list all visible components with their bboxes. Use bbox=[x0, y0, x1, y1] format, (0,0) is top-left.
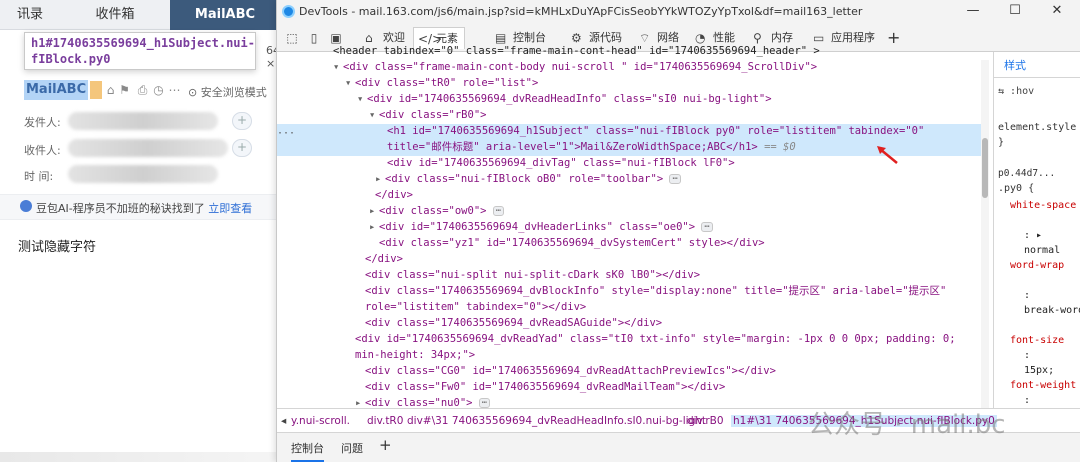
elements-tree: <header tabindex="0" class="frame-main-c… bbox=[277, 44, 989, 408]
tab-contacts[interactable]: 讯录 bbox=[0, 0, 60, 30]
to-label: 收件人: bbox=[24, 144, 61, 157]
dom-line[interactable]: ▸ <div class="nui-fIBlock oB0" role="tool… bbox=[277, 172, 989, 188]
close-icon[interactable]: ✕ bbox=[1037, 3, 1077, 18]
css-prop[interactable]: font-size bbox=[1010, 333, 1064, 348]
css-prop[interactable]: word-wrap bbox=[1010, 258, 1064, 273]
dom-line[interactable]: <div class="1740635569694_dvReadSAGuide"… bbox=[277, 316, 989, 332]
elements-scrollbar-thumb[interactable] bbox=[982, 138, 988, 198]
device-icon[interactable]: ▯ bbox=[307, 31, 321, 45]
mail-body-text: 测试隐藏字符 bbox=[18, 240, 97, 255]
breadcrumb-item[interactable]: div#\31 740635569694_dvReadHeadInfo.sI0.… bbox=[407, 415, 706, 427]
filter-icon: ⇆ bbox=[998, 86, 1011, 97]
dom-line[interactable]: </div> bbox=[277, 252, 989, 268]
styles-filter[interactable]: ⇆ :hov bbox=[998, 84, 1034, 99]
print-icon[interactable]: ⎙ bbox=[136, 84, 149, 97]
maximize-icon[interactable]: ☐ bbox=[995, 3, 1035, 18]
more-icon[interactable]: ⋯ bbox=[168, 84, 181, 97]
drawer-tab-issues[interactable]: 问题 bbox=[341, 440, 363, 456]
css-colon: : bbox=[1024, 290, 1031, 301]
devtools-titlebar: DevTools - mail.163.com/js6/main.jsp?sid… bbox=[277, 0, 1080, 24]
flag-icon[interactable]: ⚑ bbox=[118, 84, 131, 97]
stylesheet-source[interactable]: p0.44d7... bbox=[998, 166, 1055, 181]
mail-subject-highlight[interactable]: MailABC bbox=[24, 80, 89, 100]
breadcrumb-item[interactable]: y.nui-scroll. bbox=[291, 415, 350, 427]
drawer-add-plus-icon[interactable]: + bbox=[379, 436, 392, 454]
dom-line[interactable]: <div class="Fw0" id="1740635569694_dvRea… bbox=[277, 380, 989, 396]
dom-line[interactable]: <div class="CG0" id="1740635569694_dvRea… bbox=[277, 364, 989, 380]
tab-mailabc[interactable]: MailABC bbox=[170, 0, 280, 30]
safe-browsing-toggle[interactable]: ⊙ 安全浏览模式 bbox=[188, 84, 267, 100]
breadcrumb-item[interactable]: div.rB0 bbox=[687, 415, 724, 427]
inspect-tooltip: h1#1740635569694_h1Subject.nui-fIBlock.p… bbox=[24, 32, 256, 70]
safe-browsing-label: 安全浏览模式 bbox=[200, 86, 267, 99]
dom-line[interactable]: </div> bbox=[277, 188, 989, 204]
css-prop[interactable]: white-space bbox=[1010, 198, 1076, 213]
drawer-tab-console[interactable]: 控制台 bbox=[291, 440, 324, 462]
time-value-blurred bbox=[68, 165, 218, 183]
safe-browsing-icon: ⊙ bbox=[188, 86, 201, 99]
css-value[interactable]: normal bbox=[1024, 243, 1060, 258]
mail-tab-bar: 讯录 收件箱 MailABC bbox=[0, 0, 280, 30]
dom-line[interactable]: ▾ <div class="rB0"> bbox=[277, 108, 989, 124]
ad-link[interactable]: 立即查看 bbox=[208, 202, 252, 215]
dom-line[interactable]: ▸ <div class="ow0"> ⋯ bbox=[277, 204, 989, 220]
plus-icon: + bbox=[237, 113, 248, 127]
css-value[interactable]: 15px; bbox=[1024, 363, 1054, 378]
dom-line[interactable]: <div id="1740635569694_dvReadYad" class=… bbox=[277, 332, 989, 364]
css-prop[interactable]: font-weight bbox=[1010, 378, 1076, 393]
to-value-blurred bbox=[68, 139, 228, 157]
selected-line-ellipsis[interactable]: ··· bbox=[277, 128, 295, 139]
clock-icon[interactable]: ◷ bbox=[152, 84, 165, 97]
elements-scrollbar[interactable] bbox=[981, 60, 989, 408]
rule-close: } bbox=[998, 137, 1005, 148]
css-colon: : bbox=[1024, 350, 1031, 361]
watermark: 公众号 · mail.bc bbox=[808, 410, 1006, 440]
plus-icon: + bbox=[237, 140, 248, 154]
time-label: 时 间: bbox=[24, 170, 54, 183]
tab-inbox[interactable]: 收件箱 bbox=[60, 0, 170, 30]
dom-line[interactable]: <div class="nui-split nui-split-cDark sK… bbox=[277, 268, 989, 284]
annotation-arrow-icon bbox=[877, 146, 898, 164]
dom-line[interactable]: <div class="1740635569694_dvBlockInfo" s… bbox=[277, 284, 989, 316]
breadcrumb-item[interactable]: div.tR0 bbox=[367, 415, 403, 427]
css-colon: : ▸ bbox=[1024, 230, 1043, 241]
edge-logo-icon bbox=[282, 5, 295, 18]
dom-line[interactable]: ▾ <div class="frame-main-cont-body nui-sc… bbox=[277, 60, 989, 76]
panel-icon[interactable]: ▣ bbox=[329, 31, 343, 45]
dom-line[interactable]: ▾ <div id="1740635569694_dvReadHeadInfo" … bbox=[277, 92, 989, 108]
ad-text: 豆包AI-程序员不加班的秘诀找到了 立即查看 bbox=[36, 202, 253, 215]
devtools-window: DevTools - mail.163.com/js6/main.jsp?sid… bbox=[276, 0, 1080, 462]
breadcrumb-scroll-left-icon[interactable]: ◂ bbox=[281, 415, 286, 427]
tag-icon[interactable]: ⌂ bbox=[104, 84, 117, 97]
zero-width-highlight bbox=[90, 81, 102, 99]
element-style-rule: element.style { bbox=[998, 122, 1080, 133]
minimize-icon[interactable]: — bbox=[953, 3, 993, 18]
css-colon: : bbox=[1024, 395, 1031, 406]
inspect-icon[interactable]: ⬚ bbox=[285, 31, 299, 45]
mail-footer-blurred bbox=[0, 452, 280, 462]
ai-assistant-icon bbox=[20, 200, 32, 212]
styles-pane: 样式 ⇆ :hov element.style { } p0.44d7... .… bbox=[993, 52, 1080, 408]
mail-client-pane: 讯录 收件箱 MailABC h1#1740635569694_h1Subjec… bbox=[0, 0, 280, 462]
devtools-title: DevTools - mail.163.com/js6/main.jsp?sid… bbox=[299, 5, 863, 18]
py0-rule-selector: .py0 { bbox=[998, 183, 1035, 194]
dom-line[interactable]: <header tabindex="0" class="frame-main-c… bbox=[277, 44, 989, 60]
from-label: 发件人: bbox=[24, 116, 61, 129]
tab-styles[interactable]: 样式 bbox=[994, 52, 1080, 78]
dom-line[interactable]: <div class="yz1" id="1740635569694_dvSys… bbox=[277, 236, 989, 252]
from-value-blurred bbox=[68, 112, 218, 130]
dom-line[interactable]: ▸ <div id="1740635569694_dvHeaderLinks" c… bbox=[277, 220, 989, 236]
css-value[interactable]: break-word; bbox=[1024, 303, 1080, 318]
dom-line[interactable]: ▾ <div class="tR0" role="list"> bbox=[277, 76, 989, 92]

- PROBLEM DETAILS
Copy the data between the lines holding "44, 989, 408]" and "166, 1055, 181]", inclusive, and substitute "dom-node" for each occurrence of "dom-line". Keep everything else unchanged.

- CORRECT RESPONSE
elements-tree: <header tabindex="0" class="frame-main-c… bbox=[277, 44, 989, 408]
tab-contacts[interactable]: 讯录 bbox=[0, 0, 60, 30]
to-label: 收件人: bbox=[24, 144, 61, 157]
dom-node[interactable]: ▸ <div class="nui-fIBlock oB0" role="tool… bbox=[277, 172, 989, 188]
close-icon[interactable]: ✕ bbox=[1037, 3, 1077, 18]
css-prop[interactable]: font-size bbox=[1010, 333, 1064, 348]
css-prop[interactable]: word-wrap bbox=[1010, 258, 1064, 273]
dom-node[interactable]: <div class="1740635569694_dvReadSAGuide"… bbox=[277, 316, 989, 332]
elements-scrollbar-thumb[interactable] bbox=[982, 138, 988, 198]
device-icon[interactable]: ▯ bbox=[307, 31, 321, 45]
mail-body-text: 测试隐藏字符 bbox=[18, 240, 97, 255]
breadcrumb-item[interactable]: div#\31 740635569694_dvReadHeadInfo.sI0.… bbox=[407, 415, 706, 427]
filter-icon: ⇆ bbox=[998, 86, 1011, 97]
dom-node[interactable]: </div> bbox=[277, 252, 989, 268]
styles-filter[interactable]: ⇆ :hov bbox=[998, 84, 1034, 99]
print-icon[interactable]: ⎙ bbox=[136, 84, 149, 97]
maximize-icon[interactable]: ☐ bbox=[995, 3, 1035, 18]
more-icon[interactable]: ⋯ bbox=[168, 84, 181, 97]
drawer-tab-issues[interactable]: 问题 bbox=[341, 440, 363, 456]
css-colon: : bbox=[1024, 290, 1031, 301]
devtools-titlebar: DevTools - mail.163.com/js6/main.jsp?sid… bbox=[277, 0, 1080, 24]
flag-icon[interactable]: ⚑ bbox=[118, 84, 131, 97]
stylesheet-source[interactable]: p0.44d7... bbox=[998, 166, 1055, 181]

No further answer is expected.